What you have to do> From the entries below, copy every line where the string "Pipeline" appears.

— Start of Exercise inputs —

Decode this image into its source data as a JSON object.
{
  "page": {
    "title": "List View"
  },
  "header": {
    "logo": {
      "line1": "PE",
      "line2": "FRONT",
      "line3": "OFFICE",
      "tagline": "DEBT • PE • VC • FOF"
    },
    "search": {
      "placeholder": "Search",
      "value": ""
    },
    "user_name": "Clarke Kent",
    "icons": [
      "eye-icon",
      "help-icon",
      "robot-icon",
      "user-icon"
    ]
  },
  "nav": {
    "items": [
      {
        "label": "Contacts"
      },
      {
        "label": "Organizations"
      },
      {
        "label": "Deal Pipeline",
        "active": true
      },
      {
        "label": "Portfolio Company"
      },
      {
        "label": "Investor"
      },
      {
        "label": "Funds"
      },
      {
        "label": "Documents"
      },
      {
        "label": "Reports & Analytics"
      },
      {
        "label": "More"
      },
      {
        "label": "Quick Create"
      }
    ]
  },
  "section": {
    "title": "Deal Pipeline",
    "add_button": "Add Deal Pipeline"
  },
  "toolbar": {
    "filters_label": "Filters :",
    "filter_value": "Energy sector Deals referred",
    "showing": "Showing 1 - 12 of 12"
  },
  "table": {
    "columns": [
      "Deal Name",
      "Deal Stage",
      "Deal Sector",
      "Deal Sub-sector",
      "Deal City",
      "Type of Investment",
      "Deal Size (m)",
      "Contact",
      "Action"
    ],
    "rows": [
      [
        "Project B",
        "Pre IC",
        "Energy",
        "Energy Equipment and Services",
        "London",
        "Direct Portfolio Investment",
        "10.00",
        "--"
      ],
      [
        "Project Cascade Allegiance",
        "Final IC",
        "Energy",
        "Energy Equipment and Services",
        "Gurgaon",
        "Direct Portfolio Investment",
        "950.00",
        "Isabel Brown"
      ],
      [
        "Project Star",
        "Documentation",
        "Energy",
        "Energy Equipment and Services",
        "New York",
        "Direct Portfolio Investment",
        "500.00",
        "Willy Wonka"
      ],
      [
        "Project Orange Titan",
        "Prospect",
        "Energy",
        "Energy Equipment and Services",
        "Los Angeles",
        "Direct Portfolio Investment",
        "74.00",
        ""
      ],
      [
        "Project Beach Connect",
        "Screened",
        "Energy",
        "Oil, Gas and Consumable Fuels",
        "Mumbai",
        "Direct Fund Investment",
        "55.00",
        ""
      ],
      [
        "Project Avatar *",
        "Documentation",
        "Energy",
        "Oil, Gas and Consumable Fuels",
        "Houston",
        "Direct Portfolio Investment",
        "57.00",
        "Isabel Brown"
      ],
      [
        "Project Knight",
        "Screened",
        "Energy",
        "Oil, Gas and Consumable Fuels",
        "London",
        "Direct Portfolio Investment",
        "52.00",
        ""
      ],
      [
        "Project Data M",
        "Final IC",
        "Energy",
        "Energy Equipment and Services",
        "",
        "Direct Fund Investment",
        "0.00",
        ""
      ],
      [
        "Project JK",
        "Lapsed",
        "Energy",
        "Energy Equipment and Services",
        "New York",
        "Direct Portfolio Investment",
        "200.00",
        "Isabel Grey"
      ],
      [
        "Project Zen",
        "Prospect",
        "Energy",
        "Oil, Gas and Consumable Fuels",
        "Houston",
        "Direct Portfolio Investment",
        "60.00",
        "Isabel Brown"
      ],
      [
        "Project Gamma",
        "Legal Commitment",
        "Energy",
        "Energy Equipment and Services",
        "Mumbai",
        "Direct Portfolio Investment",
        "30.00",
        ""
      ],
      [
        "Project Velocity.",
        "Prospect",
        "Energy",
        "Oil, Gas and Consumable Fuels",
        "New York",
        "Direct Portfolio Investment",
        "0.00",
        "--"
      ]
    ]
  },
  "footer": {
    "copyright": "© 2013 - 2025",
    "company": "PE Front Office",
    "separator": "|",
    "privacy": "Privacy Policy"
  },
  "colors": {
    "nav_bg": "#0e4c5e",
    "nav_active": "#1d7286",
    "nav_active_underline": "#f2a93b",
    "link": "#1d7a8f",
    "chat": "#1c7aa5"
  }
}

— End of Exercise inputs —

Response for this exercise>
        "label": "Deal Pipeline",
    "title": "Deal Pipeline",
    "add_button": "Add Deal Pipeline"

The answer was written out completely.